> **Instruction**
The listing below should be written out exactly; please include all of it.

[Part of a data file]
..............................

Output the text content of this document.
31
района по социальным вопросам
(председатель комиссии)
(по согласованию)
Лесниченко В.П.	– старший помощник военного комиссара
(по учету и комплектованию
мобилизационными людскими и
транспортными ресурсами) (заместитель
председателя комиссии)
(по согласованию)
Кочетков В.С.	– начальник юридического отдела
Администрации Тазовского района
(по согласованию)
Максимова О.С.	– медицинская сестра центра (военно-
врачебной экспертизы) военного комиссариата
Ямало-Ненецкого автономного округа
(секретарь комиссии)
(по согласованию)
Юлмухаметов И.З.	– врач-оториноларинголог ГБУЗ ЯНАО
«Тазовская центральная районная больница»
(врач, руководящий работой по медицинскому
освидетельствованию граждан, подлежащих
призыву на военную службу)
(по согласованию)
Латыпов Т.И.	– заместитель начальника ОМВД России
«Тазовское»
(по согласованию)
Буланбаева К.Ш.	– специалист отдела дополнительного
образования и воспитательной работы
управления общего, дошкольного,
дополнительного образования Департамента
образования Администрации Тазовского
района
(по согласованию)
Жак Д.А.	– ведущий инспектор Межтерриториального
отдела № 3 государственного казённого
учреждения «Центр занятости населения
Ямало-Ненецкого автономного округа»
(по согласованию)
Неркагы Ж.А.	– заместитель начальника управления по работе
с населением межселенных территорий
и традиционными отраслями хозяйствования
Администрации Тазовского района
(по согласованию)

..............................

> **Completed exercise**
Output the text content of this document.
31
района по социальным вопросам
(председатель комиссии)
(по согласованию)
Лесниченко В.П.	– старший помощник военного комиссара
(по учету и комплектованию
мобилизационными людскими и
транспортными ресурсами) (заместитель
председателя комиссии)
(по согласованию)
Кочетков В.С.	– начальник юридического отдела
Администрации Тазовского района
(по согласованию)
Максимова О.С.	– медицинская сестра центра (военно-
врачебной экспертизы) военного комиссариата
Ямало-Ненецкого автономного округа
(секретарь комиссии)
(по согласованию)
Юлмухаметов И.З.	– врач-оториноларинголог ГБУЗ ЯНАО
«Тазовская центральная районная больница»
(врач, руководящий работой по медицинскому
освидетельствованию граждан, подлежащих
призыву на военную службу)
(по согласованию)
Латыпов Т.И.	– заместитель начальника ОМВД России
«Тазовское»
(по согласованию)
Буланбаева К.Ш.	– специалист отдела дополнительного
образования и воспитательной работы
управления общего, дошкольного,
дополнительного образования Департамента
образования Администрации Тазовского
района
(по согласованию)
Жак Д.А.	– ведущий инспектор Межтерриториального
отдела № 3 государственного казённого
учреждения «Центр занятости населения
Ямало-Ненецкого автономного округа»
(по согласованию)
Неркагы Ж.А.	– заместитель начальника управления по работе
с населением межселенных территорий
и традиционными отраслями хозяйствования
Администрации Тазовского района
(по согласованию)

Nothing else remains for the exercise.